_Reading passage:_
Mexico: The Rise

Mariana Marcaletti
The FreeX Factor
Published in
4 min readDec 1, 2014

of WhatsApp

Extortion Cases

Julia and César Suárez suffered an extortion. They say it’s an every day thing in Mexico.

By Mariana Marcaletti

César Suárez, 60, a sociologist in México City, was relaxing at his house one evening when he received an unexpected phone call.

“Help me, dad, please help me,” a young man screamed on the phone. Seconds latter, another person started speaking: “We have your son.”

Just when Suárez started panicking, he saw his son entering the door. He felt relieved and hung up the phone.

Fake kidnappings like this are an everyday thing in Mexico.

“I know at least 10 people who know someone who has been a victim of extortion,” said Ana Ladrón De Guevara, a PR executive who lives in Mexico DF. Although this trend has been a constant for the past decade in the country, more and more crimes are taking a new form: data like photographs, information about whereabouts, hobbies and professions is collected via social networks and messaging apps such as WhatsApp and then used for extortion.

“It makes sense; they are saving resources,” said Mizraim Partida Cano, consultant at Consejo Ciudadano, a Mexico-based NGO dedicated to the prevention of virtual kidnappings and extortion.

“They have been using smartphones and social media, why wouldn’t they use WhatsApp if it is for free?” Partida Cano said. “In their criminal activities, communication tools are a weapon.”

For digital criminals, famous messaging app WhatsApp is also a data collection tool, same as social networks like Facebook. In the virtual space, people give out information without realizing they are doing so. Some users are more vulnerable than others: the elderly and minors are the most frequently addressed sectors, says Consejo Ciudadano.

A warning message via WhatsApp, telling people to hang up the phone in case of extortion.

Criminals get people’s mobile numbers through reading public profiles on Facebook. Since a user’s contact list is automatically added to WhatsApp upon installation, criminals can easily obtain the name and photo – if uploaded – of the user whose phone number has just been collected. So they begin the talk, texting via WhatsApp:

What’s your name?

What do you do for a living?

Where exactly do you live?

Do you have family?

What do you like doing in your free time?

Often times, job recruiters ask these questions, and other times, these requests have a flirtatious agenda. Antonio Guzmán Fernández, an Android developer who lives in D.F., said he heard that, many times, female accomplices get phone numbers in the street by pretending to be hitting on potential victims.

_Supplied entries:_
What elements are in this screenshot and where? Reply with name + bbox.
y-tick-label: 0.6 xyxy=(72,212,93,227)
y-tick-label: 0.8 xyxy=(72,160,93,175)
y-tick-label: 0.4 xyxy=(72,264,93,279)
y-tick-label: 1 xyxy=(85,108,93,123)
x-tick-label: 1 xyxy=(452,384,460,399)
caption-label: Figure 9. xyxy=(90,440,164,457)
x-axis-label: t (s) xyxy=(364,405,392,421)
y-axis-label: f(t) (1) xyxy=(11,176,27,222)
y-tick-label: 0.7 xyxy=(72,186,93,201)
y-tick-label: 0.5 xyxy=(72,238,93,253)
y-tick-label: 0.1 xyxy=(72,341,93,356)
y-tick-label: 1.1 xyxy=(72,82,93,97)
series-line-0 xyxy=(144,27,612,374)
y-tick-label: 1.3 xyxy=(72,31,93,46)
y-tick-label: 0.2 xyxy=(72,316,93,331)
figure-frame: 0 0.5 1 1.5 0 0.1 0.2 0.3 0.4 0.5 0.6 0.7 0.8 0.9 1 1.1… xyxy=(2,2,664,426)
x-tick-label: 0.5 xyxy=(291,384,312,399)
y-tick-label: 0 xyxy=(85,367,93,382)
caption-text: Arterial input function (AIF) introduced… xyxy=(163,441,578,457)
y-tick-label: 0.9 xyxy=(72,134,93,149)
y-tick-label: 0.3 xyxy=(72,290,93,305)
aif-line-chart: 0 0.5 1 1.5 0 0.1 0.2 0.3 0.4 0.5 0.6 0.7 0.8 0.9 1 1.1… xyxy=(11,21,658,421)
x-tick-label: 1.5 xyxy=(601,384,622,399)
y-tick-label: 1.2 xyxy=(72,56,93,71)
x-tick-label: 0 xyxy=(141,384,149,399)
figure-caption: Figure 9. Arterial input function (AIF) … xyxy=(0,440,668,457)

_Exercise requirements:_
(a) List every question that, according to the article on WhatsApp extortion in Mexico, criminals text to potential victims.
(b) Rewrite the part of the article on WhatsApp extortion in Mexico starting at "Just when Suárez" and ending at "used for extortion.", changing "relieved" to "reassured".
(c) Carry on the article on WhatsApp extortion in Mexico from its final sentence.

_Results for the exercise:_
(a)
What's your name?
What do you do for a living?
Where exactly do you live?
Do you have family?
What do you like doing in your free time?

(b)
Just when Suárez started panicking, he saw his son entering the door. He felt reassured and hung up the phone.

Fake kidnappings like this are an everyday thing in Mexico.

“I know at least 10 people who know someone who has been a victim of extortion,” said Ana Ladrón De Guevara, a PR executive who lives in Mexico DF. Although this trend has been a constant for the past decade in the country, more and more crimes are taking a new form: data like photographs, information about whereabouts, hobbies and professions is collected via social networks and messaging apps such as WhatsApp and then used for extortion.

(c)
Once the phone numbers have been collected and added to WhatsApp, the strategies vary depending on the criminal’s goals. Many times, they are just trying to get extra cash to continue the everyday tasks of reaching out to potential victims.

“They might tell you you won an award and that in order to collect it, you need to deposit some money in a bank account,” Partida Cano said.

Other times – when they would like to steal more money – digital criminals resort to the kidnapping lie, triggering an emotional effect on people. Although only a few of these cases have actually happened (most people hang up the phone when they perceive a threat as empty), the ones that come true can have devastating effects for the people involved.

Advice given by the NGO Consejo Ciudadano for users to protect themselves: don’t use the right names on their telephone, don’t verify data, be careful when making private information available for third parties.

Sources who preferred to stay anonymous for safety concerns said they have to move their house because of a death threat, and others admitted having sold things to pay for a ransom request that in the end turned out to be fake kidnapping.

Citizen organizations like Consejo Ciudadano, which are financed through private and public donations, are providing psychological assistance to people facing these situations, asking them in return to help them build a database with criminals’ telephone numbers, so that such cases can be prevented in the future.

Mexicans are skeptical to state-sponsored initiatives, and very often this type of crimes are unreported because victims don’t trust authorities.

“Most of the times, people texting or calling are inmates, and the police is implicated in the business,” Súarez said.